> [What you need to do]: Extract all lines that hold the string "Subtract".

> [Stored rows]:
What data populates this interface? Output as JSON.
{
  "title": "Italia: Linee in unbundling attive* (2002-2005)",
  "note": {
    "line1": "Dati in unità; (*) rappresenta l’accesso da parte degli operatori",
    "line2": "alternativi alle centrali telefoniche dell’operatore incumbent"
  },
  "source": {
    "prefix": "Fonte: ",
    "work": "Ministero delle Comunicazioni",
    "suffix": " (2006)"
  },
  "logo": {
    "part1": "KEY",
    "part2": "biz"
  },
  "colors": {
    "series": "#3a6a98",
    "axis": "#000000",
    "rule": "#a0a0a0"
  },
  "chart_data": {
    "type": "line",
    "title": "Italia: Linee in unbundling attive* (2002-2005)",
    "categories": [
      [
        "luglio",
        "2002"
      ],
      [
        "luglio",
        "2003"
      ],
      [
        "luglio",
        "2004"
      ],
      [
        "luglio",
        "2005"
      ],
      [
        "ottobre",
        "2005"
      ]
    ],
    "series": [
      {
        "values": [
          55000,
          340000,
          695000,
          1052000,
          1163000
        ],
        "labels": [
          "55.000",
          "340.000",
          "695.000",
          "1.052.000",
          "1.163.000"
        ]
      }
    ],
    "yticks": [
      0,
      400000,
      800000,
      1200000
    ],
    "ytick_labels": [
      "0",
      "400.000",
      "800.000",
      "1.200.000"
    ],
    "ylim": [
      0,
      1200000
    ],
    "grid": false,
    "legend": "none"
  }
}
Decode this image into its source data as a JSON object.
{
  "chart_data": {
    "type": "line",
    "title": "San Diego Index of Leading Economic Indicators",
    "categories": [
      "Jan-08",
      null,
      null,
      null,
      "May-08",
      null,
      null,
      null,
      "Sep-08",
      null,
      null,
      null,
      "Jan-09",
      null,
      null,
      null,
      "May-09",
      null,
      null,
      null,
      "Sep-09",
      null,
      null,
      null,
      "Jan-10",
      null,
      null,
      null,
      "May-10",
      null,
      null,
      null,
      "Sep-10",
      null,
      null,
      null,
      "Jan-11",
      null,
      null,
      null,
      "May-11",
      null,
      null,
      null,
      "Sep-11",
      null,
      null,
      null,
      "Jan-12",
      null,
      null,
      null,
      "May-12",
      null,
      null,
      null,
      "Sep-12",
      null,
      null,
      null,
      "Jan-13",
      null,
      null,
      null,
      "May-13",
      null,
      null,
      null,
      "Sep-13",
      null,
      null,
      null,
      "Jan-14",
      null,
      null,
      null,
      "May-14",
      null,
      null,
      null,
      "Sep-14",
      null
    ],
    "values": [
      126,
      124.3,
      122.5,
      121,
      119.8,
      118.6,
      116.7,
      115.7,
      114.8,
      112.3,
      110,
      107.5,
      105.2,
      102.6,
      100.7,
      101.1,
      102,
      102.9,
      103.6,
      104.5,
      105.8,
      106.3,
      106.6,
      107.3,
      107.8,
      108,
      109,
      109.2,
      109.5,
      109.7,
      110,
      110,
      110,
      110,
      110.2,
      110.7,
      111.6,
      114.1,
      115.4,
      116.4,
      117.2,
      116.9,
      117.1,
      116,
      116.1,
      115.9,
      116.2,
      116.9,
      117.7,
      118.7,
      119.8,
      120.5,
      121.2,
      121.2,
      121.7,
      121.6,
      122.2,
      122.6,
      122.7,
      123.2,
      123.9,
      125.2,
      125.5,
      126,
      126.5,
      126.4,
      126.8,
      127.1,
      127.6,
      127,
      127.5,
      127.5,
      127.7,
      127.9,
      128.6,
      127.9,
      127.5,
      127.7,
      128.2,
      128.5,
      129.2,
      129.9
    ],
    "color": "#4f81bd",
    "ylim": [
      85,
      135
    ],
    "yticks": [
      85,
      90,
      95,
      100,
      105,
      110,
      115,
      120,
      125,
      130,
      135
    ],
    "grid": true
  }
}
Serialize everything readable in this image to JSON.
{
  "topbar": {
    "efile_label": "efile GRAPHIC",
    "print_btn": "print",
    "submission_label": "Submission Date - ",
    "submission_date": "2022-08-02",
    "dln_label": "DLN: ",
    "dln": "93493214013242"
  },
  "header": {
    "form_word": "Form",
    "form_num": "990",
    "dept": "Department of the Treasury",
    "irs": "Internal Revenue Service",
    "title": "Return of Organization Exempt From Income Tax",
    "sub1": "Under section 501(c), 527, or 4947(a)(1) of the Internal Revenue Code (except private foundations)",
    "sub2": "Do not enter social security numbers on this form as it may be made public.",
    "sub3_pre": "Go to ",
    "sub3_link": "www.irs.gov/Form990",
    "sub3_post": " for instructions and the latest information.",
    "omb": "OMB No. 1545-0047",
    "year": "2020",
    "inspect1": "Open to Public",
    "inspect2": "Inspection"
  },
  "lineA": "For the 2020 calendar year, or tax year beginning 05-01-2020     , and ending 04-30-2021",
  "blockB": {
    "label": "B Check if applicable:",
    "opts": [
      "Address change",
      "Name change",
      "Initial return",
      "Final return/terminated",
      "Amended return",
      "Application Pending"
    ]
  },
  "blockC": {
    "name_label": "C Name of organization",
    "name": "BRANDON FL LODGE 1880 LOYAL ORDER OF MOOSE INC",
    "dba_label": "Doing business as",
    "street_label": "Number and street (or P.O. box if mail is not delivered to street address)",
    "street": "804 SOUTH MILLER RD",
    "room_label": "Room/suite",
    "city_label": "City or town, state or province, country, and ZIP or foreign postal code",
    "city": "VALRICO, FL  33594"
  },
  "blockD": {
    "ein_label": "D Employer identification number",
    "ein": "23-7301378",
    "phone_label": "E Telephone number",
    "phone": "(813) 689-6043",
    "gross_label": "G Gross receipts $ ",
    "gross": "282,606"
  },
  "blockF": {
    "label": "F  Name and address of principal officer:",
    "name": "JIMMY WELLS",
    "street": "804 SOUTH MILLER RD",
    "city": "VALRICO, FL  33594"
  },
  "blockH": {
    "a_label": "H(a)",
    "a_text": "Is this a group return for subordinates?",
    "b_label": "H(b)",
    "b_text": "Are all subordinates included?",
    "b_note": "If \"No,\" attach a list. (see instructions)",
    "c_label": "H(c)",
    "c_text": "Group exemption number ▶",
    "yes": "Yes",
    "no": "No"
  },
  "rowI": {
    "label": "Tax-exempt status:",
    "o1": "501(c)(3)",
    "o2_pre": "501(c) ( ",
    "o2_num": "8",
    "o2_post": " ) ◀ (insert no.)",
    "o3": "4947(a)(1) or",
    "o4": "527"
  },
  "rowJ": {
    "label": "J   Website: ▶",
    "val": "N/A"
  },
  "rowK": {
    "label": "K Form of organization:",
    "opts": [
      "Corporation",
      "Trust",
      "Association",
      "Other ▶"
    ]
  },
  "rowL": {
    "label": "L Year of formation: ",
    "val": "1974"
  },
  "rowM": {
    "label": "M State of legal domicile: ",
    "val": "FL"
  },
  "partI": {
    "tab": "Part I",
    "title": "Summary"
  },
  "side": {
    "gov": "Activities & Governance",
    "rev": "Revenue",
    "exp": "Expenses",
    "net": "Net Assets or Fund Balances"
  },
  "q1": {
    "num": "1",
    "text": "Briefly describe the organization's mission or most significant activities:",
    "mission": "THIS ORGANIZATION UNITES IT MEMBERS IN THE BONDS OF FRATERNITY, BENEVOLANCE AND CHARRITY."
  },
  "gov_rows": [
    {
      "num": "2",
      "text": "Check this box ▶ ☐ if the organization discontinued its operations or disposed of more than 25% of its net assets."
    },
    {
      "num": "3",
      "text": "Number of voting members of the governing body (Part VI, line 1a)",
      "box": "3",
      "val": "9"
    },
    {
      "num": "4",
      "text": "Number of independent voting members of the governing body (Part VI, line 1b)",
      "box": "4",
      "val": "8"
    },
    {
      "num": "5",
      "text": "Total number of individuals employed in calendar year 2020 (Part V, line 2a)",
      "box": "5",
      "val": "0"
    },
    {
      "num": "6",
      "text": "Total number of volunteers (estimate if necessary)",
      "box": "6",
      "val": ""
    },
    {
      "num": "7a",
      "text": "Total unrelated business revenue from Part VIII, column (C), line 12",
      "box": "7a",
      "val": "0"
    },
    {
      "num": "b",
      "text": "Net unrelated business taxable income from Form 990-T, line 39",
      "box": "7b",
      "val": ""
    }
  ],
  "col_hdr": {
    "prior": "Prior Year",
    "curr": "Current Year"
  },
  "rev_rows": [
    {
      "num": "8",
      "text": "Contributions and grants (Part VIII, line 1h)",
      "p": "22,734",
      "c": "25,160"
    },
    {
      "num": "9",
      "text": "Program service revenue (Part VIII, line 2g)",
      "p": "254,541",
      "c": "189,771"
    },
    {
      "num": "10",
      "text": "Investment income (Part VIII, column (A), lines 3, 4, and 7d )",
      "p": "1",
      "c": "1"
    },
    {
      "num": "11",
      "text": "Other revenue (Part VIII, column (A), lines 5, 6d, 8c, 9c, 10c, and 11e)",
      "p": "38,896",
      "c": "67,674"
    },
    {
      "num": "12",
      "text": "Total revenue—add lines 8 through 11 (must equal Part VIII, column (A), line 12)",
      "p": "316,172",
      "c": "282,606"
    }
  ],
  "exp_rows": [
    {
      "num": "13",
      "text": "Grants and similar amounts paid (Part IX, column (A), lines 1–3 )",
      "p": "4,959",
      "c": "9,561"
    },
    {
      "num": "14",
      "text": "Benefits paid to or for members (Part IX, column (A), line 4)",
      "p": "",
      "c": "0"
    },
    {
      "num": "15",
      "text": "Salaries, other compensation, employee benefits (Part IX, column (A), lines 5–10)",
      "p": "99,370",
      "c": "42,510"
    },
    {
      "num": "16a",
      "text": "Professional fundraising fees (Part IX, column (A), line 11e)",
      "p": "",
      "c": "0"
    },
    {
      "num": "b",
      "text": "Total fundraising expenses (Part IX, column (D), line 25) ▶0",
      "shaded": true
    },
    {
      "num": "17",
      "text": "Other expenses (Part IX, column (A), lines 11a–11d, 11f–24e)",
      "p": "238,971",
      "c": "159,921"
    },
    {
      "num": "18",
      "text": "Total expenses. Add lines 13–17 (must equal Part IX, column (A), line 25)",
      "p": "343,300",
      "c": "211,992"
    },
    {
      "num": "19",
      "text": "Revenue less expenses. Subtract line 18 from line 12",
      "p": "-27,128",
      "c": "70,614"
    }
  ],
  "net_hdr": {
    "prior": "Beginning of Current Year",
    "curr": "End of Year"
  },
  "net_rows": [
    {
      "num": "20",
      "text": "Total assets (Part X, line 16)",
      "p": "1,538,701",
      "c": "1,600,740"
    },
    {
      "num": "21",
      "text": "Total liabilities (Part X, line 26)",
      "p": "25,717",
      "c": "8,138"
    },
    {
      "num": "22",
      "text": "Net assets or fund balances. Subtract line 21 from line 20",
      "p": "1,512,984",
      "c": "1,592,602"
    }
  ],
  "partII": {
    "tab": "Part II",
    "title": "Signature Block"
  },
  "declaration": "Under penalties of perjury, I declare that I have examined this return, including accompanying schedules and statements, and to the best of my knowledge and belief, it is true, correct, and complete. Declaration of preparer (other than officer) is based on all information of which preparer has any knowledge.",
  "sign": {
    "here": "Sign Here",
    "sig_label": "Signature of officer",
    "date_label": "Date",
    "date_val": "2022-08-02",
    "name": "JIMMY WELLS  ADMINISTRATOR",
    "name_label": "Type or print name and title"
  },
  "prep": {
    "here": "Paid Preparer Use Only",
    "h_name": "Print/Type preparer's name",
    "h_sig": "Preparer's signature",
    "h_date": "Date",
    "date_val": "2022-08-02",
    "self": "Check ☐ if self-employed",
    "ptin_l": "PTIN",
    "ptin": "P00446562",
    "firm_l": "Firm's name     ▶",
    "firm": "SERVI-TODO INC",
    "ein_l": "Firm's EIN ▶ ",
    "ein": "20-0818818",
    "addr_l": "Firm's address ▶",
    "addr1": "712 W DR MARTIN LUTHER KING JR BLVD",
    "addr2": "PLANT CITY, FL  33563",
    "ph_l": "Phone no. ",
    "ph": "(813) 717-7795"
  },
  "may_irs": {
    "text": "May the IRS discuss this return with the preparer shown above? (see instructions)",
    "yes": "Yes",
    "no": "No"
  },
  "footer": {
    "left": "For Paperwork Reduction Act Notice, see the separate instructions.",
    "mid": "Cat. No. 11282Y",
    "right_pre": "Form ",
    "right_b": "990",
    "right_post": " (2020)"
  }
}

> [Solution to this problem]:
      "text": "Revenue less expenses. Subtract line 18 from line 12",
      "text": "Net assets or fund balances. Subtract line 21 from line 20",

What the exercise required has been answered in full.